## PROVIDED MATERIAL

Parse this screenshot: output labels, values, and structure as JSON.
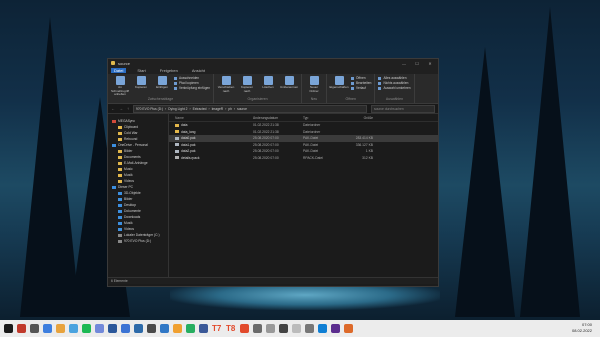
{
  "window": {
    "title": "source"
  },
  "ribbon_tabs": [
    "Datei",
    "Start",
    "Freigeben",
    "Ansicht"
  ],
  "ribbon": {
    "groups": [
      {
        "caption": "Zwischenablage",
        "big": [
          "An Schnellzugriff anheften",
          "Kopieren",
          "Einfügen"
        ],
        "small": [
          "Ausschneiden",
          "Pfad kopieren",
          "Verknüpfung einfügen"
        ]
      },
      {
        "caption": "Organisieren",
        "big": [
          "Verschieben nach",
          "Kopieren nach",
          "Löschen",
          "Umbenennen"
        ],
        "small": []
      },
      {
        "caption": "Neu",
        "big": [
          "Neuer Ordner"
        ],
        "small": []
      },
      {
        "caption": "Öffnen",
        "big": [
          "Eigenschaften"
        ],
        "small": [
          "Öffnen",
          "Bearbeiten",
          "Verlauf"
        ]
      },
      {
        "caption": "Auswählen",
        "big": [],
        "small": [
          "Alles auswählen",
          "Nichts auswählen",
          "Auswahl umkehren"
        ]
      }
    ]
  },
  "address": {
    "crumbs": [
      "970 EVO Plus (D:)",
      "Dying Light 2",
      "Extracted",
      "ImageR",
      "ph",
      "source"
    ],
    "search_placeholder": "source durchsuchen"
  },
  "sidebar": [
    {
      "label": "MEGASync",
      "icon": "red",
      "indent": false
    },
    {
      "label": "Clipboard",
      "icon": "folder",
      "indent": true
    },
    {
      "label": "Cold War",
      "icon": "folder",
      "indent": true
    },
    {
      "label": "Rebound",
      "icon": "folder",
      "indent": true
    },
    {
      "label": "OneDrive - Personal",
      "icon": "blue",
      "indent": false
    },
    {
      "label": "Bilder",
      "icon": "folder",
      "indent": true
    },
    {
      "label": "Documents",
      "icon": "folder",
      "indent": true
    },
    {
      "label": "E-Mail-Anhänge",
      "icon": "folder",
      "indent": true
    },
    {
      "label": "Music",
      "icon": "folder",
      "indent": true
    },
    {
      "label": "Musik",
      "icon": "folder",
      "indent": true
    },
    {
      "label": "Videos",
      "icon": "folder",
      "indent": true
    },
    {
      "label": "Dieser PC",
      "icon": "blue",
      "indent": false
    },
    {
      "label": "3D-Objekte",
      "icon": "blue",
      "indent": true
    },
    {
      "label": "Bilder",
      "icon": "blue",
      "indent": true
    },
    {
      "label": "Desktop",
      "icon": "blue",
      "indent": true
    },
    {
      "label": "Dokumente",
      "icon": "blue",
      "indent": true
    },
    {
      "label": "Downloads",
      "icon": "blue",
      "indent": true
    },
    {
      "label": "Musik",
      "icon": "blue",
      "indent": true
    },
    {
      "label": "Videos",
      "icon": "blue",
      "indent": true
    },
    {
      "label": "Lokaler Datenträger (C:)",
      "icon": "gray",
      "indent": true
    },
    {
      "label": "970 EVO Plus (D:)",
      "icon": "gray",
      "indent": true
    }
  ],
  "columns": [
    "Name",
    "Änderungsdatum",
    "Typ",
    "Größe"
  ],
  "files": [
    {
      "name": "data",
      "date": "01.02.2022 21:38",
      "type": "Dateiordner",
      "size": "",
      "icon": "folder",
      "selected": false
    },
    {
      "name": "data_lang",
      "date": "01.02.2022 21:38",
      "type": "Dateiordner",
      "size": "",
      "icon": "folder",
      "selected": false
    },
    {
      "name": "data0.pak",
      "date": "25.08.2020 07:00",
      "type": "PAK-Datei",
      "size": "283.414 KB",
      "icon": "pak",
      "selected": true
    },
    {
      "name": "data1.pak",
      "date": "25.08.2020 07:00",
      "type": "PAK-Datei",
      "size": "336.127 KB",
      "icon": "pak",
      "selected": false
    },
    {
      "name": "data2.pak",
      "date": "25.08.2020 07:00",
      "type": "PAK-Datei",
      "size": "1 KB",
      "icon": "pak",
      "selected": false
    },
    {
      "name": "details.rpack",
      "date": "25.08.2020 07:00",
      "type": "RPACK-Datei",
      "size": "312 KB",
      "icon": "rpak",
      "selected": false
    }
  ],
  "status": {
    "text": "6 Elemente"
  },
  "taskbar": {
    "apps": [
      "#c0392b",
      "#555555",
      "#3d7ede",
      "#e8a33d",
      "#4aa3df",
      "#1db954",
      "#7289da",
      "#2b579a",
      "#3b73d4",
      "#2d6aa9",
      "#4a4a4a",
      "#3178c6",
      "#f0a030",
      "#27ae60",
      "#3b5998",
      "#e24a2c",
      "#e24a2c",
      "#e24a2c",
      "#6a6a6a",
      "#999999",
      "#444444",
      "#bbbbbb",
      "#777777",
      "#0f7fd4",
      "#5b2d8e",
      "#dd6a2a"
    ],
    "labels": {
      "t7": "T7",
      "t8": "T8"
    },
    "time": "07:00",
    "date": "08.02.2022"
  }
}
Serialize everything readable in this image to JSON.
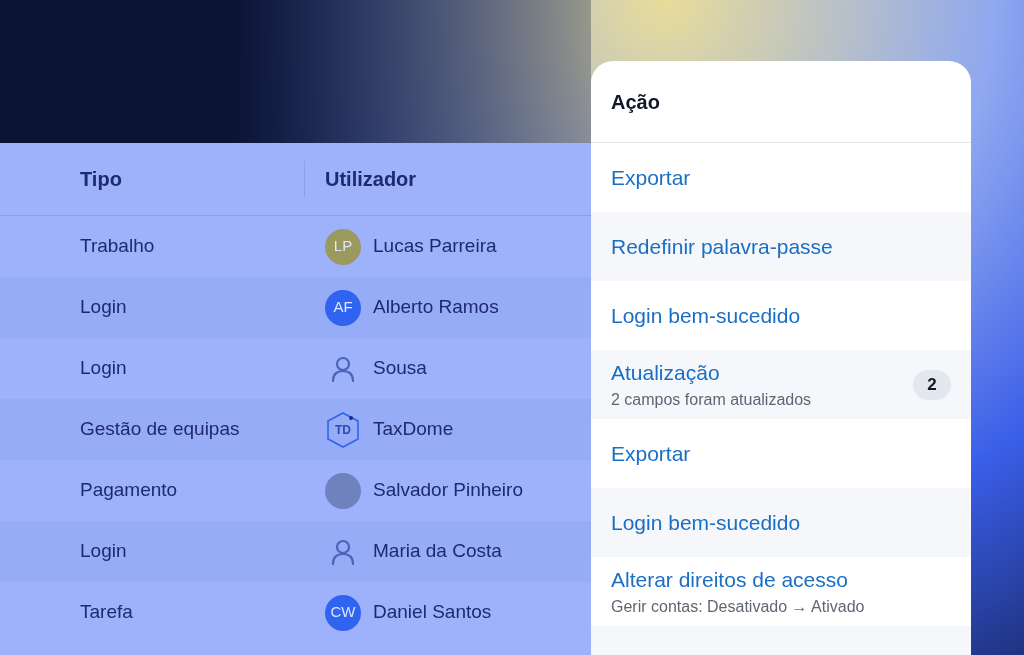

## DESCRIPTION OF THE TASK
Reproduce the material word for word, minus the images.

## THE COMPLETED TASK
Parse this screenshot: output labels, values, and structure as JSON.
{
  "window": {
    "title": "source"
  },
  "ribbon_tabs": [
    "Datei",
    "Start",
    "Freigeben",
    "Ansicht"
  ],
  "ribbon": {
    "groups": [
      {
        "caption": "Zwischenablage",
        "big": [
          "An Schnellzugriff anheften",
          "Kopieren",
          "Einfügen"
        ],
        "small": [
          "Ausschneiden",
          "Pfad kopieren",
          "Verknüpfung einfügen"
        ]
      },
      {
        "caption": "Organisieren",
        "big": [
          "Verschieben nach",
          "Kopieren nach",
          "Löschen",
          "Umbenennen"
        ],
        "small": []
      },
      {
        "caption": "Neu",
        "big": [
          "Neuer Ordner"
        ],
        "small": []
      },
      {
        "caption": "Öffnen",
        "big": [
          "Eigenschaften"
        ],
        "small": [
          "Öffnen",
          "Bearbeiten",
          "Verlauf"
        ]
      },
      {
        "caption": "Auswählen",
        "big": [],
        "small": [
          "Alles auswählen",
          "Nichts auswählen",
          "Auswahl umkehren"
        ]
      }
    ]
  },
  "address": {
    "crumbs": [
      "970 EVO Plus (D:)",
      "Dying Light 2",
      "Extracted",
      "ImageR",
      "ph",
      "source"
    ],
    "search_placeholder": "source durchsuchen"
  },
  "sidebar": [
    {
      "label": "MEGASync",
      "icon": "red",
      "indent": false
    },
    {
      "label": "Clipboard",
      "icon": "folder",
      "indent": true
    },
    {
      "label": "Cold War",
      "icon": "folder",
      "indent": true
    },
    {
      "label": "Rebound",
      "icon": "folder",
      "indent": true
    },
    {
      "label": "OneDrive - Personal",
      "icon": "blue",
      "indent": false
    },
    {
      "label": "Bilder",
      "icon": "folder",
      "indent": true
    },
    {
      "label": "Documents",
      "icon": "folder",
      "indent": true
    },
    {
      "label": "E-Mail-Anhänge",
      "icon": "folder",
      "indent": true
    },
    {
      "label": "Music",
      "icon": "folder",
      "indent": true
    },
    {
      "label": "Musik",
      "icon": "folder",
      "indent": true
    },
    {
      "label": "Videos",
      "icon": "folder",
      "indent": true
    },
    {
      "label": "Dieser PC",
      "icon": "blue",
      "indent": false
    },
    {
      "label": "3D-Objekte",
      "icon": "blue",
      "indent": true
    },
    {
      "label": "Bilder",
      "icon": "blue",
      "indent": true
    },
    {
      "label": "Desktop",
      "icon": "blue",
      "indent": true
    },
    {
      "label": "Dokumente",
      "icon": "blue",
      "indent": true
    },
    {
      "label": "Downloads",
      "icon": "blue",
      "indent": true
    },
    {
      "label": "Musik",
      "icon": "blue",
      "indent": true
    },
    {
      "label": "Videos",
      "icon": "blue",
      "indent": true
    },
    {
      "label": "Lokaler Datenträger (C:)",
      "icon": "gray",
      "indent": true
    },
    {
      "label": "970 EVO Plus (D:)",
      "icon": "gray",
      "indent": true
    }
  ],
  "columns": [
    "Name",
    "Änderungsdatum",
    "Typ",
    "Größe"
  ],
  "files": [
    {
      "name": "data",
      "date": "01.02.2022 21:38",
      "type": "Dateiordner",
      "size": "",
      "icon": "folder",
      "selected": false
    },
    {
      "name": "data_lang",
      "date": "01.02.2022 21:38",
      "type": "Dateiordner",
      "size": "",
      "icon": "folder",
      "selected": false
    },
    {
      "name": "data0.pak",
      "date": "25.08.2020 07:00",
      "type": "PAK-Datei",
      "size": "283.414 KB",
      "icon": "pak",
      "selected": true
    },
    {
      "name": "data1.pak",
      "date": "25.08.2020 07:00",
      "type": "PAK-Datei",
      "size": "336.127 KB",
      "icon": "pak",
      "selected": false
    },
    {
      "name": "data2.pak",
      "date": "25.08.2020 07:00",
      "type": "PAK-Datei",
      "size": "1 KB",
      "icon": "pak",
      "selected": false
    },
    {
      "name": "details.rpack",
      "date": "25.08.2020 07:00",
      "type": "RPACK-Datei",
      "size": "312 KB",
      "icon": "rpak",
      "selected": false
    }
  ],
  "status": {
    "text": "6 Elemente"
  },
  "taskbar": {
    "apps": [
      "#c0392b",
      "#555555",
      "#3d7ede",
      "#e8a33d",
      "#4aa3df",
      "#1db954",
      "#7289da",
      "#2b579a",
      "#3b73d4",
      "#2d6aa9",
      "#4a4a4a",
      "#3178c6",
      "#f0a030",
      "#27ae60",
      "#3b5998",
      "#e24a2c",
      "#e24a2c",
      "#e24a2c",
      "#6a6a6a",
      "#999999",
      "#444444",
      "#bbbbbb",
      "#777777",
      "#0f7fd4",
      "#5b2d8e",
      "#dd6a2a"
    ],
    "labels": {
      "t7": "T7",
      "t8": "T8"
    },
    "time": "07:00",
    "date": "08.02.2022"
  }
}
Serialize everything readable in this image to JSON.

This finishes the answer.